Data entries
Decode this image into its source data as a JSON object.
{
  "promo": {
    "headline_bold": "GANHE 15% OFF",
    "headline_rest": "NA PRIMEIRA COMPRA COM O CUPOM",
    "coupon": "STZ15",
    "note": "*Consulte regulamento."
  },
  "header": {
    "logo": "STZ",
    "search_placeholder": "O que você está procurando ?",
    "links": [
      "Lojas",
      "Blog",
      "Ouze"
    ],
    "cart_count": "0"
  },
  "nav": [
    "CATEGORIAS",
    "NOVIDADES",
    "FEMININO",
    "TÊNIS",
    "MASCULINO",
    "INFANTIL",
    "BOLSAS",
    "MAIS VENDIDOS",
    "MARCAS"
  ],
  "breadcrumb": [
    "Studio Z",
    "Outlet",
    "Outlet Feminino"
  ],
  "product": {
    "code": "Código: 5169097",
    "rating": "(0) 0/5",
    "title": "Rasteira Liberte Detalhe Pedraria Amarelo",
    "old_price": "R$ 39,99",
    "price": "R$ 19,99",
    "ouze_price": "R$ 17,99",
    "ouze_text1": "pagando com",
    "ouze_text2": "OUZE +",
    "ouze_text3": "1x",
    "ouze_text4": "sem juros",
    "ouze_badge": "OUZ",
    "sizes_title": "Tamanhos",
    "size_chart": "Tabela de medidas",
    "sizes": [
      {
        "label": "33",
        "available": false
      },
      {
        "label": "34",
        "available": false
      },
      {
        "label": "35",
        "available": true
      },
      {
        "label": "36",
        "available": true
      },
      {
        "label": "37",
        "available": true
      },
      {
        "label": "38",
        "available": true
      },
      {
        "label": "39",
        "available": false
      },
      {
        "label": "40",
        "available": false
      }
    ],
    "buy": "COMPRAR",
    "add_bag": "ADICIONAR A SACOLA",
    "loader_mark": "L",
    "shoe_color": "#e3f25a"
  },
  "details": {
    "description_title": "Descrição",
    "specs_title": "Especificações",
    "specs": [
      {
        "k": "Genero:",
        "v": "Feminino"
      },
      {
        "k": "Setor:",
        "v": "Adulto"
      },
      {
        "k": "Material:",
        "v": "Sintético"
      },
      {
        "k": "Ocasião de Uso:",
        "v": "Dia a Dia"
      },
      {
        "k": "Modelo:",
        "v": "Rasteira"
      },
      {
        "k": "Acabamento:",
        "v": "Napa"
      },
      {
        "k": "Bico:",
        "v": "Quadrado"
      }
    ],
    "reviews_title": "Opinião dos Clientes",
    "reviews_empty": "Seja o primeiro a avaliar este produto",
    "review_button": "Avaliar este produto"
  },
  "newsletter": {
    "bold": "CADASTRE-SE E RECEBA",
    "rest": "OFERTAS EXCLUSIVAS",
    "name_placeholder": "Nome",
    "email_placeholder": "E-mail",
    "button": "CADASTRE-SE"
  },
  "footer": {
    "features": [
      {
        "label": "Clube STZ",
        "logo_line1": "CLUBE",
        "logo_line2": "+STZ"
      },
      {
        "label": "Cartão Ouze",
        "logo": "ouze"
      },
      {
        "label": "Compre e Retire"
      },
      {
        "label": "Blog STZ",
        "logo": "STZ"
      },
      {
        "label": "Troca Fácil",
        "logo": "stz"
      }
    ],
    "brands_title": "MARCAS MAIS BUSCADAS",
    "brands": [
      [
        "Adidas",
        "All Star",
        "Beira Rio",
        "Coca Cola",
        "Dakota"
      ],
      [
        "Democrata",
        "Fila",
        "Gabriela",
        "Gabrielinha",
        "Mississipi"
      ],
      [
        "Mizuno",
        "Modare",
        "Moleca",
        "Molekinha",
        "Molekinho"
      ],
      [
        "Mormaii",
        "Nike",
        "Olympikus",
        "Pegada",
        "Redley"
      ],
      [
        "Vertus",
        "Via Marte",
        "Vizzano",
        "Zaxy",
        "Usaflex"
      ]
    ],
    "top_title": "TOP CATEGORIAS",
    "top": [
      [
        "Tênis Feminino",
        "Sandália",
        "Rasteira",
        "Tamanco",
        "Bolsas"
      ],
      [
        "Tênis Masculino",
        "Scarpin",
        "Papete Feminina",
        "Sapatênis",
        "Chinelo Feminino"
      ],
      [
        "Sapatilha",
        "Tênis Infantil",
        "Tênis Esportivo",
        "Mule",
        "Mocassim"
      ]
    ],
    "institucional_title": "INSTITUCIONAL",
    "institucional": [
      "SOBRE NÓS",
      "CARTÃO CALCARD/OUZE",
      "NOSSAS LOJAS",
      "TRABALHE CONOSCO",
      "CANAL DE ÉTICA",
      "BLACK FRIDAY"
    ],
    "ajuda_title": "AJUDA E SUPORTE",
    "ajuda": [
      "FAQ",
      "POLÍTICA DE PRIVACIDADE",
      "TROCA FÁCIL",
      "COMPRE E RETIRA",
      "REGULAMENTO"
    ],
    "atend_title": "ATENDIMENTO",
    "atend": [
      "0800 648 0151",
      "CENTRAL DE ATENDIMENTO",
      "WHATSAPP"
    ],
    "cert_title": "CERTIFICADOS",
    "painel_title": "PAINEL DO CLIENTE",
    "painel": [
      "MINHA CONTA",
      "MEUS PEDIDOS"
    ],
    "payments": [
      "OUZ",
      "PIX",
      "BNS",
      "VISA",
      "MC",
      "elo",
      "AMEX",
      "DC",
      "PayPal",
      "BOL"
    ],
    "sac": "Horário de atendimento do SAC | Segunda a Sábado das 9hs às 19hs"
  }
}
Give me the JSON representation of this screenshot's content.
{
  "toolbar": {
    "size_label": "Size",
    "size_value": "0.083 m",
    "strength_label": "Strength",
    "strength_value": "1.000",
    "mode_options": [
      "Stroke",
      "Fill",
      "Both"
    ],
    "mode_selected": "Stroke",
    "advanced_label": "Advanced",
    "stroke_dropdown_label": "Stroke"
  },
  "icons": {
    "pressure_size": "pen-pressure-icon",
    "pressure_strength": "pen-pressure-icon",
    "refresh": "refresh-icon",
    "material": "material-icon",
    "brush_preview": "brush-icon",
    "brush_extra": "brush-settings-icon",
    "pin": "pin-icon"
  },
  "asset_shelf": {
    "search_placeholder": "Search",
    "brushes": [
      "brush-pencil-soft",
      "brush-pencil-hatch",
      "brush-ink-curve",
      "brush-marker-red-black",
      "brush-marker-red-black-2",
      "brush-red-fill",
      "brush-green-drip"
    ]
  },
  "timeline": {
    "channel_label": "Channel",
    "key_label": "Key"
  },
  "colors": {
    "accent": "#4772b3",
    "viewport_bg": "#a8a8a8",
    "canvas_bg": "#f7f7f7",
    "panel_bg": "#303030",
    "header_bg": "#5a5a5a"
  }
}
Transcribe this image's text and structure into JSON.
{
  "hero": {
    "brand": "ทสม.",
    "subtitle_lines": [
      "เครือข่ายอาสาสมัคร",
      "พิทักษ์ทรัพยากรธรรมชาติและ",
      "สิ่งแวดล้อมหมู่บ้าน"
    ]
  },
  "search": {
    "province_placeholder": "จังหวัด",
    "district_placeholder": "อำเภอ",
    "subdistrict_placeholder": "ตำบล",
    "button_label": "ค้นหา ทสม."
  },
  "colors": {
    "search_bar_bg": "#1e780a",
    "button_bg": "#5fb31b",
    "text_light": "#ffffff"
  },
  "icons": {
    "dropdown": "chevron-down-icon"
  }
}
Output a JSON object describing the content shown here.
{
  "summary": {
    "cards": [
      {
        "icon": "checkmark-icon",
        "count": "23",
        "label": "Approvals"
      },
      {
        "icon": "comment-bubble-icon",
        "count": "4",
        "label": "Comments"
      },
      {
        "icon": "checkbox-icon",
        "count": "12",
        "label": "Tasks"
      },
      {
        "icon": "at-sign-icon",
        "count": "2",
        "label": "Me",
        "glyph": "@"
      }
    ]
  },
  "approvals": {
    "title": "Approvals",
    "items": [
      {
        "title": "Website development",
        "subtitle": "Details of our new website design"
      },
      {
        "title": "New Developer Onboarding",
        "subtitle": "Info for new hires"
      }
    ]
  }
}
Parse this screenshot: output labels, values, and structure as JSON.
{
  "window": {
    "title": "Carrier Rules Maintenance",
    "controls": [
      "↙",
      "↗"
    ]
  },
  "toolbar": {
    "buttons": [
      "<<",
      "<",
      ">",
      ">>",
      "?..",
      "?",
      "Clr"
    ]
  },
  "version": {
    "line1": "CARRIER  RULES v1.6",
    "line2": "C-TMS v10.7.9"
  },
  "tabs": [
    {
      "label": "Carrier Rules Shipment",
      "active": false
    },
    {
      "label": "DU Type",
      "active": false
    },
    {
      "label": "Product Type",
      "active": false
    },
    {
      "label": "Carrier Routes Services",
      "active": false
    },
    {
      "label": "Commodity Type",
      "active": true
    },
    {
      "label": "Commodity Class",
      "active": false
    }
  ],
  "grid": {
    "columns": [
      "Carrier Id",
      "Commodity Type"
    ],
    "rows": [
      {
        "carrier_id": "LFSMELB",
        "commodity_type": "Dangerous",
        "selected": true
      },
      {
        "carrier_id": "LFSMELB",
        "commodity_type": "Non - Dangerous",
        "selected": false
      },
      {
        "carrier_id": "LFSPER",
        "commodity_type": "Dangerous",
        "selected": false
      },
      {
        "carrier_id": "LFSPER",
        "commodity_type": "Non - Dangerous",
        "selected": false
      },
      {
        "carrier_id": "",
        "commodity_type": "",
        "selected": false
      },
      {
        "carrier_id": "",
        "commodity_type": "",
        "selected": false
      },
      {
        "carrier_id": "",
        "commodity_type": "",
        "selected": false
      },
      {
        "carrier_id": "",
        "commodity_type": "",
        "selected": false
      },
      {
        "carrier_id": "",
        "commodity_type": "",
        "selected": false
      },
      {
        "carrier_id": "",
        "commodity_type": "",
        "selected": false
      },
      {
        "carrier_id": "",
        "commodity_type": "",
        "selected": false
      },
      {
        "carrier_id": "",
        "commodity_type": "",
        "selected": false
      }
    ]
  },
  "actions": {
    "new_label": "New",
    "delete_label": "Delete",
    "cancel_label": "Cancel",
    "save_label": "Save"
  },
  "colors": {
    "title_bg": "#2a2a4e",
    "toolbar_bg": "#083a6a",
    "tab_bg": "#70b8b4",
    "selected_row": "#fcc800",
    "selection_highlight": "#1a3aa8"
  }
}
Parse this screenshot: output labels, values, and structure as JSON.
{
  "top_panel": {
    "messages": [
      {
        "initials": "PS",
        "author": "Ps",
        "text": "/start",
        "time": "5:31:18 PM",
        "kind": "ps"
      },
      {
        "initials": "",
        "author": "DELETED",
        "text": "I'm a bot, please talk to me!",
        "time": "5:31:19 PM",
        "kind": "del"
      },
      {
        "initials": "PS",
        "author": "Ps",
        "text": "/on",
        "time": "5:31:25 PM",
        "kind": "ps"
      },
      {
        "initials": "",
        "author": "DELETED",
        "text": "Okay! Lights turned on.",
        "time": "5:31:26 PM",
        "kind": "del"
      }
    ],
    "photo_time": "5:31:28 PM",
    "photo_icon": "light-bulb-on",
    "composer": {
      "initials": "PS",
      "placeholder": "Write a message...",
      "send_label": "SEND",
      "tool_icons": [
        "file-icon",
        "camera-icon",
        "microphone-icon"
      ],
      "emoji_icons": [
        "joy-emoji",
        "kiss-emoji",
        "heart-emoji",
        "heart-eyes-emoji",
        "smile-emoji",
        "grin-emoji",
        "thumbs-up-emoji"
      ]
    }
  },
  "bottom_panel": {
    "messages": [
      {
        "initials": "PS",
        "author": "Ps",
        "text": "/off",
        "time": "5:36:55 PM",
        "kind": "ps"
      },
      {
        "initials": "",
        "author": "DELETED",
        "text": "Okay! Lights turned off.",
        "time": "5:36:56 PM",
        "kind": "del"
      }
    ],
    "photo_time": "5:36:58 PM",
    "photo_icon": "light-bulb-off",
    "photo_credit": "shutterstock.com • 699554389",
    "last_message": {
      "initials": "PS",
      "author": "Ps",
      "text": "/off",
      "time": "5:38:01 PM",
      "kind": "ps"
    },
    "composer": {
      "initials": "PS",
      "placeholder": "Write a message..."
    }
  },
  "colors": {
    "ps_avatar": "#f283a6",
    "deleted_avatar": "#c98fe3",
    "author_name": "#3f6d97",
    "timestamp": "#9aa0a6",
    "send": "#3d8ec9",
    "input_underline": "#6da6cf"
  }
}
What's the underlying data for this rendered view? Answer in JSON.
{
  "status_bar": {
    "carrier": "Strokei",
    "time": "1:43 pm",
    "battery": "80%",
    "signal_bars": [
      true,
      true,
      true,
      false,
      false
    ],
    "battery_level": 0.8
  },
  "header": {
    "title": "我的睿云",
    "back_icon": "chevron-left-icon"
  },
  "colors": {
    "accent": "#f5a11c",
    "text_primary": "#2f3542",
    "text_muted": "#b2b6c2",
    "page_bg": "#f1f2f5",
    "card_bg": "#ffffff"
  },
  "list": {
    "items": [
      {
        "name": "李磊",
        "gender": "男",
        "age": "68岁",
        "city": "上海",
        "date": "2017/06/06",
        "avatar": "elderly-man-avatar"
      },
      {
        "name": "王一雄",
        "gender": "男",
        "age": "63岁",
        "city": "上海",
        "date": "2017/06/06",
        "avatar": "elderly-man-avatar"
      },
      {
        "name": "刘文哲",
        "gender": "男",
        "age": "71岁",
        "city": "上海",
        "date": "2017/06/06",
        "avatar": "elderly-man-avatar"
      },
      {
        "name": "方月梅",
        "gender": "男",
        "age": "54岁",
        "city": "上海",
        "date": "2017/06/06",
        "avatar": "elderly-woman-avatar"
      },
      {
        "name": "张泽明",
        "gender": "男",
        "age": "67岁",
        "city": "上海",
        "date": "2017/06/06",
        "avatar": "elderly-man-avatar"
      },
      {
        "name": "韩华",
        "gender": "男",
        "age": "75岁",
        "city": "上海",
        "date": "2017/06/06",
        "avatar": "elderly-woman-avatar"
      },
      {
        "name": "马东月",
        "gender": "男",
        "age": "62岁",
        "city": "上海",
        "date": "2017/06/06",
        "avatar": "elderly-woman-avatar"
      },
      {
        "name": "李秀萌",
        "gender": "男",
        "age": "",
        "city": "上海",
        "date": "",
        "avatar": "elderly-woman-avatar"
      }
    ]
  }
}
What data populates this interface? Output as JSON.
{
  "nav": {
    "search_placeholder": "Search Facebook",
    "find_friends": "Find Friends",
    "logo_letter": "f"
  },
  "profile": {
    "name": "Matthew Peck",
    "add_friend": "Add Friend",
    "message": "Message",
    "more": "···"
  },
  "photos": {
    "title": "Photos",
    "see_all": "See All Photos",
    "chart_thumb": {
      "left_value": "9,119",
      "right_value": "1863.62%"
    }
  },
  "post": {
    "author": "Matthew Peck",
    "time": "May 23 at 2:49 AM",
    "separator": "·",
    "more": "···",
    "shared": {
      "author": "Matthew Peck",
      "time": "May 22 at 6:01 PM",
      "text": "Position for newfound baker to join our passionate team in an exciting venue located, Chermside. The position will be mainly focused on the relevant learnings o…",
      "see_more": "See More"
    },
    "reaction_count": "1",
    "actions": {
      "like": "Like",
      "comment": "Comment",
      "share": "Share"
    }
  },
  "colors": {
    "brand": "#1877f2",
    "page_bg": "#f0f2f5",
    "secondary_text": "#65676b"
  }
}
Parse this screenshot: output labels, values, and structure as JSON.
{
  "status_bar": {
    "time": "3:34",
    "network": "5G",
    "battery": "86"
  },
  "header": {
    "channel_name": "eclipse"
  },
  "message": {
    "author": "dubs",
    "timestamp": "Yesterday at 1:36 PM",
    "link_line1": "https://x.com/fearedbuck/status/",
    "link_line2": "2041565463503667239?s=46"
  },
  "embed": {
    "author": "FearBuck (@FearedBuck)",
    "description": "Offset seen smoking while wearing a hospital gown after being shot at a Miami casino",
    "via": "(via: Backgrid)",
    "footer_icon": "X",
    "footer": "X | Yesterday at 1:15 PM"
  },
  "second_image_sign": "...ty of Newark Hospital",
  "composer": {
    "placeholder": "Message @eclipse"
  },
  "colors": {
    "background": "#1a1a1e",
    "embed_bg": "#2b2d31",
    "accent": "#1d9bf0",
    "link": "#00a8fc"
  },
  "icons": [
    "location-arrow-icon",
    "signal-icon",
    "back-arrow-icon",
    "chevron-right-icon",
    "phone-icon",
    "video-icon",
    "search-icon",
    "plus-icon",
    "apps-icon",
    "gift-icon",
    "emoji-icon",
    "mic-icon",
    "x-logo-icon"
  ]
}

→ EXERCISE OBJECTIVE
Each line in the listing above either holds the string "content" or does not; state how many do, giving the number only.

→ EXERCISE OUTPUT
2